WORK REQUIRED: From the listing below, return each line that includes "level".

-- START EXCERPTED RECORDS --

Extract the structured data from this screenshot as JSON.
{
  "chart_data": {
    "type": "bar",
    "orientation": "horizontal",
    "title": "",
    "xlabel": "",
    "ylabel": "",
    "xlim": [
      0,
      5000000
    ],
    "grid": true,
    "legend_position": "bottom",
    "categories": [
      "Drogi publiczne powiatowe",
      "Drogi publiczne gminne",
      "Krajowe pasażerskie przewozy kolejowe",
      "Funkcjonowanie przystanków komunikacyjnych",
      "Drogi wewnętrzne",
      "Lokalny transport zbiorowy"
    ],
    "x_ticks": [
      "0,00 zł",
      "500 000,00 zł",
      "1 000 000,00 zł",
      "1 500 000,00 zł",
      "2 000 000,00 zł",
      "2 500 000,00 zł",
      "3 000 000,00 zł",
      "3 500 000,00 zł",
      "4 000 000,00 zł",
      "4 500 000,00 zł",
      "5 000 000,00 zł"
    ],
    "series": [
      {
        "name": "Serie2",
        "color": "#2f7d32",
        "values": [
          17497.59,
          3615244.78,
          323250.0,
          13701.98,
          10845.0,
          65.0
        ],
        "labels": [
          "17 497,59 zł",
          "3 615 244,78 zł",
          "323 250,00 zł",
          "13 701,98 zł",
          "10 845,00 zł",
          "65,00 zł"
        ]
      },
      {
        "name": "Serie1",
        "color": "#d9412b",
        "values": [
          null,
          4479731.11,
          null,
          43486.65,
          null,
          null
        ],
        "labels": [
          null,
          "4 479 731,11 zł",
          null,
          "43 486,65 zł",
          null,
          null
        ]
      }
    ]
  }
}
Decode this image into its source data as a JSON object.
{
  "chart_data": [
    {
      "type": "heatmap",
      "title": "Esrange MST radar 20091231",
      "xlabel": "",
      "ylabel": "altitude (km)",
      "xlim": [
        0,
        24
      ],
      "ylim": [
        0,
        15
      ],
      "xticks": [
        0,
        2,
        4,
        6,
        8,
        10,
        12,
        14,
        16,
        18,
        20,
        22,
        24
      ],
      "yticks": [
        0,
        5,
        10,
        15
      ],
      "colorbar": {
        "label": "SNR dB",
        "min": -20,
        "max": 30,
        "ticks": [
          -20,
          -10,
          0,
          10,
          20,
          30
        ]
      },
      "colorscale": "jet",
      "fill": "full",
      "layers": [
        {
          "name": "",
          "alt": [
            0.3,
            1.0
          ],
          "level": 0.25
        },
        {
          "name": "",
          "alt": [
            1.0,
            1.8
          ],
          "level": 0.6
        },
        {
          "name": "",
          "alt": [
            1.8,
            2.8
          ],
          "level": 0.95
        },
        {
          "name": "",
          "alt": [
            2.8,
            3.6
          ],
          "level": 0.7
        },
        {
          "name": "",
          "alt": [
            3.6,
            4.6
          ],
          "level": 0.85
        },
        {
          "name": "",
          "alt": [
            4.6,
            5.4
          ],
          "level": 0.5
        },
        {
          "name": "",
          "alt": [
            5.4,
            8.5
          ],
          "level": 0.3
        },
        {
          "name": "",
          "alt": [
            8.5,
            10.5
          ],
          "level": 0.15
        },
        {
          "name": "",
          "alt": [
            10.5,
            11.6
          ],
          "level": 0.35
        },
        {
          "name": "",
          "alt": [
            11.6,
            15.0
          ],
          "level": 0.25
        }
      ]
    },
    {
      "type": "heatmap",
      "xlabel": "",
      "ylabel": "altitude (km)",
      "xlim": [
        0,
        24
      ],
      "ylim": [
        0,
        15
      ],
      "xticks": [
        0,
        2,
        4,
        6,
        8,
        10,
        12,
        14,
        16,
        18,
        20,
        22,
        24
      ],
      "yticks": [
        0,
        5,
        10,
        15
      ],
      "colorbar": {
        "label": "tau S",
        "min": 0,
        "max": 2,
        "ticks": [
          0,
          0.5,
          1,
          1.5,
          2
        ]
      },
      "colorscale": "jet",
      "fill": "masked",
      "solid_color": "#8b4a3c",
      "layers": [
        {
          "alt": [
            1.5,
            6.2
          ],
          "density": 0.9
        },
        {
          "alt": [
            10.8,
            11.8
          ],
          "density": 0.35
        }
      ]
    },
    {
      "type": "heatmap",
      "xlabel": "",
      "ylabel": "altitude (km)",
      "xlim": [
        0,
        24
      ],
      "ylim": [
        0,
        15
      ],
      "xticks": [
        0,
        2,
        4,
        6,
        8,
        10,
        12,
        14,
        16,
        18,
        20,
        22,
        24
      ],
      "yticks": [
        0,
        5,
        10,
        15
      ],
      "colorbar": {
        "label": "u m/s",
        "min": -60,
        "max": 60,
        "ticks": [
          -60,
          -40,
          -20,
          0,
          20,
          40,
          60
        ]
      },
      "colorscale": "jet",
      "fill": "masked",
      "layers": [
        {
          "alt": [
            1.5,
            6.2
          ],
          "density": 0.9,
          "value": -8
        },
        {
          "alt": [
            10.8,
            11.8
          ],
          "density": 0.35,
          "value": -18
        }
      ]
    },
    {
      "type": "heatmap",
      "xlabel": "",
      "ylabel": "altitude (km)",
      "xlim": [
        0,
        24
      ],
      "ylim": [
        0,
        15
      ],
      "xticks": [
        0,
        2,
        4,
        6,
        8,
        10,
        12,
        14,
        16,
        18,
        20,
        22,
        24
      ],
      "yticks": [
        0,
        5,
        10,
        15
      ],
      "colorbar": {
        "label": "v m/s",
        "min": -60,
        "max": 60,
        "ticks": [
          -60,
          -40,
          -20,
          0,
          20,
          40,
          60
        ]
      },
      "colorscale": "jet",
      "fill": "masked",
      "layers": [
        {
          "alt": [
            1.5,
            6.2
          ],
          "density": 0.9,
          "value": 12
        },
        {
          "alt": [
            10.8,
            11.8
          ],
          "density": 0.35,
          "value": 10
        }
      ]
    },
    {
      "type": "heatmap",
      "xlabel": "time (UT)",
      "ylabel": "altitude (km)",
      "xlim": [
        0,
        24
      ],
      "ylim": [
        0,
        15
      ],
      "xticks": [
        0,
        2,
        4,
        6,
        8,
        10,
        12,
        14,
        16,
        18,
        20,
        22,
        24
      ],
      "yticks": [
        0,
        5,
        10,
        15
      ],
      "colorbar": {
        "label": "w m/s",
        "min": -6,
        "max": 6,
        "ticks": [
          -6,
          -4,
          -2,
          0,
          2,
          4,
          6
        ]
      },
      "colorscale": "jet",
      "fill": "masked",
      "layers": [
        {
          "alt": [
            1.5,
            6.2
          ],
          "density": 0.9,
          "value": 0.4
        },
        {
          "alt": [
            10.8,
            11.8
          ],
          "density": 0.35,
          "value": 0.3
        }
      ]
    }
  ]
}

-- END EXCERPTED RECORDS --

THE ANSWER:
          "level": 0.25
          "level": 0.6
          "level": 0.95
          "level": 0.7
          "level": 0.85
          "level": 0.5
          "level": 0.3
          "level": 0.15
          "level": 0.35
          "level": 0.25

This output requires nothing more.